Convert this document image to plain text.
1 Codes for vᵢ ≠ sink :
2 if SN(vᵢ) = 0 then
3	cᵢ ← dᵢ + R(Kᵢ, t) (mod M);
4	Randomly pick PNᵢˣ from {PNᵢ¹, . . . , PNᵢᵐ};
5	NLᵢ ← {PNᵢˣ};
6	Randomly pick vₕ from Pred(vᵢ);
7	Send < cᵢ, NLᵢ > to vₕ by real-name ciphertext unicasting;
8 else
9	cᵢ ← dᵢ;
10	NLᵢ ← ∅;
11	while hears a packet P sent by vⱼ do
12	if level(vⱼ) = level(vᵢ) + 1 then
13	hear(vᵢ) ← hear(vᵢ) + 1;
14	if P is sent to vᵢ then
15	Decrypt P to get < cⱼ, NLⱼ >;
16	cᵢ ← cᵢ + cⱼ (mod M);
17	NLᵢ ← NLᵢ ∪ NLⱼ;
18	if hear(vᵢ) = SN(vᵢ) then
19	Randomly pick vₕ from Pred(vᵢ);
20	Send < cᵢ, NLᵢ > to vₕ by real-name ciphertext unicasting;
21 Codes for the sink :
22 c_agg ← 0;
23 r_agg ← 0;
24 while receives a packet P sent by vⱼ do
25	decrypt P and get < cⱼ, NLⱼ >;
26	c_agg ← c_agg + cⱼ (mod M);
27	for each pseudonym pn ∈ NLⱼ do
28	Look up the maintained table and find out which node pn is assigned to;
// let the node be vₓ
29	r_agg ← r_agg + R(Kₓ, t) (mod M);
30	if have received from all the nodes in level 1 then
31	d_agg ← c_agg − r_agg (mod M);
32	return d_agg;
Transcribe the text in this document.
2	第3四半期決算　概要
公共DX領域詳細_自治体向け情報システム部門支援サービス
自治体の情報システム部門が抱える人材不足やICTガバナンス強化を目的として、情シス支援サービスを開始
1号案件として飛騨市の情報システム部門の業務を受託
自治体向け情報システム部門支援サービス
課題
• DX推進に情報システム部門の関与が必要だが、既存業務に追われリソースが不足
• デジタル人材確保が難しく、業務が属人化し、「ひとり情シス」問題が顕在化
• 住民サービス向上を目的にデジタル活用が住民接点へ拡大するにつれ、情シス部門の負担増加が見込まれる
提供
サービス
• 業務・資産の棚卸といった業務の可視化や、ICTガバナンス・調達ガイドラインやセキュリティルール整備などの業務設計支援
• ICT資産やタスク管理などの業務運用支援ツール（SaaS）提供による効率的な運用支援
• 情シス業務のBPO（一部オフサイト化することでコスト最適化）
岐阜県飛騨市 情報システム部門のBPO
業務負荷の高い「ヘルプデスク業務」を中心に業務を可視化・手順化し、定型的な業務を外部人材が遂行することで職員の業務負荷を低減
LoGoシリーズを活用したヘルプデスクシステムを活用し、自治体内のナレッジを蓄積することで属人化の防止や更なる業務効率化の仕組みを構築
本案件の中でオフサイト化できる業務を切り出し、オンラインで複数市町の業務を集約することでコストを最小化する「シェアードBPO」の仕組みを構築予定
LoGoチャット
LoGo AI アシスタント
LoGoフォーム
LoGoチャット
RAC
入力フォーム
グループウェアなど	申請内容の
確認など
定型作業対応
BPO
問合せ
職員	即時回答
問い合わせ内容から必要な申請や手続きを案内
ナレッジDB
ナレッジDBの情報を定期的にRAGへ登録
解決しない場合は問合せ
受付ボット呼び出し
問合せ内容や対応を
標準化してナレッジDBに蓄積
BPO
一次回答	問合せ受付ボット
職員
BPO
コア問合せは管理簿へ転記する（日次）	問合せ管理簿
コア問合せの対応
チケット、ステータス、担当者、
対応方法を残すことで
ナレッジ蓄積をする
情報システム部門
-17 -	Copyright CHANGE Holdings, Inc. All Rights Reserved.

• [WHAT YOU WILL DO]: Where does the word "while" appear? Return each line that holds it.

• [EXERCISE RESPONSE]:
11	while hears a packet P sent by vⱼ do
24 while receives a packet P sent by vⱼ do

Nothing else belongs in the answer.